_Task brief_.
Scan the entries for "were". Every line that holds it is to be copied.

_Records excerpted from a collection_.
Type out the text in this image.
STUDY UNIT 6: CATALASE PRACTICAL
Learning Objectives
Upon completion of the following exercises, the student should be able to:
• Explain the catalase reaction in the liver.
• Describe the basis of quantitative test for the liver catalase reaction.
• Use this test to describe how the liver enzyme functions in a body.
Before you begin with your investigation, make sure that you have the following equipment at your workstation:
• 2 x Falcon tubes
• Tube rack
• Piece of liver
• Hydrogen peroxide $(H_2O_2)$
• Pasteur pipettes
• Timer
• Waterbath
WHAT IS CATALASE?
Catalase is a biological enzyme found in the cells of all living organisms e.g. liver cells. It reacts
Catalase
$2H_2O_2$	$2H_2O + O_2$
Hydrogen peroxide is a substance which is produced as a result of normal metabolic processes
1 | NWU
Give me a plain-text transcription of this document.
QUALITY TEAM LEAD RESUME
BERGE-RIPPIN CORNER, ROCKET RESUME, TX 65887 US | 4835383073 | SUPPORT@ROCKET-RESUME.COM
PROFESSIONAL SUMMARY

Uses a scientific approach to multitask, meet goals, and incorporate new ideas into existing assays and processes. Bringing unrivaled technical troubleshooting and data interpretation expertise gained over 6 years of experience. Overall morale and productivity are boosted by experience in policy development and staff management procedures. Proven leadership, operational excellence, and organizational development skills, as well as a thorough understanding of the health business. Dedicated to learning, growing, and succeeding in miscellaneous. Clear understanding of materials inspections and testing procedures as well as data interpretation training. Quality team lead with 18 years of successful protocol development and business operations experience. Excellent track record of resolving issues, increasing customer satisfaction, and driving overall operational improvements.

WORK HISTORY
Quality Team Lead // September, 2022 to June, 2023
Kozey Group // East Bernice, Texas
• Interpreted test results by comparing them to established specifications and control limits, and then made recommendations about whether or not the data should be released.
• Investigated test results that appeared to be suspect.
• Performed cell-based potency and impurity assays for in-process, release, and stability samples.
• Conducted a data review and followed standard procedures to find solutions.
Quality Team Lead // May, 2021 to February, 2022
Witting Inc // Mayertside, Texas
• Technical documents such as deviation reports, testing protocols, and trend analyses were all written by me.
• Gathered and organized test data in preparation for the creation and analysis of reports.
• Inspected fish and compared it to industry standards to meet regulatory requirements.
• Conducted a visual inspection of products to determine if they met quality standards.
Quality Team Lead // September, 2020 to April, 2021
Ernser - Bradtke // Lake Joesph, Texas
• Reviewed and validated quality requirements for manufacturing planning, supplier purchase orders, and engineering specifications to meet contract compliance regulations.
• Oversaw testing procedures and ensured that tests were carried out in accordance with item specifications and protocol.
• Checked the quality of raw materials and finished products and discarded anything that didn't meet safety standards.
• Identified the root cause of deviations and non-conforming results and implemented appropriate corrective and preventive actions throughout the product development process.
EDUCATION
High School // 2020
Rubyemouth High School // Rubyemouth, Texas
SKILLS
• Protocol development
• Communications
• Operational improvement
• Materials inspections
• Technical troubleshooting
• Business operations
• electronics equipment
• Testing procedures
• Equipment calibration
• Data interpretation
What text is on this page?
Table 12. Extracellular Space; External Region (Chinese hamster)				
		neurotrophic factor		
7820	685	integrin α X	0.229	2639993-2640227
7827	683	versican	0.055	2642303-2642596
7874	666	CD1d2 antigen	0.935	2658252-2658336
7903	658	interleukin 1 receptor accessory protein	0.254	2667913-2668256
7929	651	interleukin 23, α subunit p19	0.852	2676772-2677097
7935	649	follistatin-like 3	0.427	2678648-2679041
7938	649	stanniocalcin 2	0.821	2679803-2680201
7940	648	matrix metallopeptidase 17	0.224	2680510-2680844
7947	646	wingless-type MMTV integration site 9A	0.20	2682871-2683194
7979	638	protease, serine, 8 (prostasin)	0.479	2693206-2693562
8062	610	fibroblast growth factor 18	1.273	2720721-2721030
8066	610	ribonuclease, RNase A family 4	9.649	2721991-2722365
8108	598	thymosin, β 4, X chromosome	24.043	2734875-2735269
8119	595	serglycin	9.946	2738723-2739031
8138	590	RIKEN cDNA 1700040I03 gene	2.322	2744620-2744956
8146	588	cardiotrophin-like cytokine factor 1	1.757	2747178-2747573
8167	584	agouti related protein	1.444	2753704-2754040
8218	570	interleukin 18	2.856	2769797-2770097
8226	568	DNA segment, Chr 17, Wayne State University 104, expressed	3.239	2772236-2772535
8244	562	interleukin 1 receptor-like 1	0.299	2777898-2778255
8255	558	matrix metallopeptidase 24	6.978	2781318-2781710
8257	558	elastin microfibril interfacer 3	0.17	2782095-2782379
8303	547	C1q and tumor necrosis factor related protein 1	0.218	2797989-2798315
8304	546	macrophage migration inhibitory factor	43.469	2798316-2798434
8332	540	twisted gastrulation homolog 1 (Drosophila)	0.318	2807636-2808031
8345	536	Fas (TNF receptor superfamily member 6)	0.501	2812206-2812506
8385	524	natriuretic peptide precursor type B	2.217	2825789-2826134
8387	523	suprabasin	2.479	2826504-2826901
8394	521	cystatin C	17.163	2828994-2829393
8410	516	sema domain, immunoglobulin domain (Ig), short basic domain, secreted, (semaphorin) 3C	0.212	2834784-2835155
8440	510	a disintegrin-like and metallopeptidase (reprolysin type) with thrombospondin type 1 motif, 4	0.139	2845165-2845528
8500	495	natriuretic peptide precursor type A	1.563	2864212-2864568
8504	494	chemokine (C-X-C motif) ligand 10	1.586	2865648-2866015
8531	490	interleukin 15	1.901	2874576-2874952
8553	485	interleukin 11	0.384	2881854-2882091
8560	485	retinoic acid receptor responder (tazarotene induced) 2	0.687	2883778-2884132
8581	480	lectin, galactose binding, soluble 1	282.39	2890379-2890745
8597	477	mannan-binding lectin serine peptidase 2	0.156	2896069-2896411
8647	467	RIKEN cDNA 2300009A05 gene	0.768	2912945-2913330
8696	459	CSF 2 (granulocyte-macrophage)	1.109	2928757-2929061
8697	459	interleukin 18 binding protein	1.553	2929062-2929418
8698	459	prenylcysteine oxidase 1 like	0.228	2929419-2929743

_Exercise result_.
• Technical documents such as deviation reports, testing protocols, and trend analyses were all written by me.
• Oversaw testing procedures and ensured that tests were carried out in accordance with item specifications and protocol.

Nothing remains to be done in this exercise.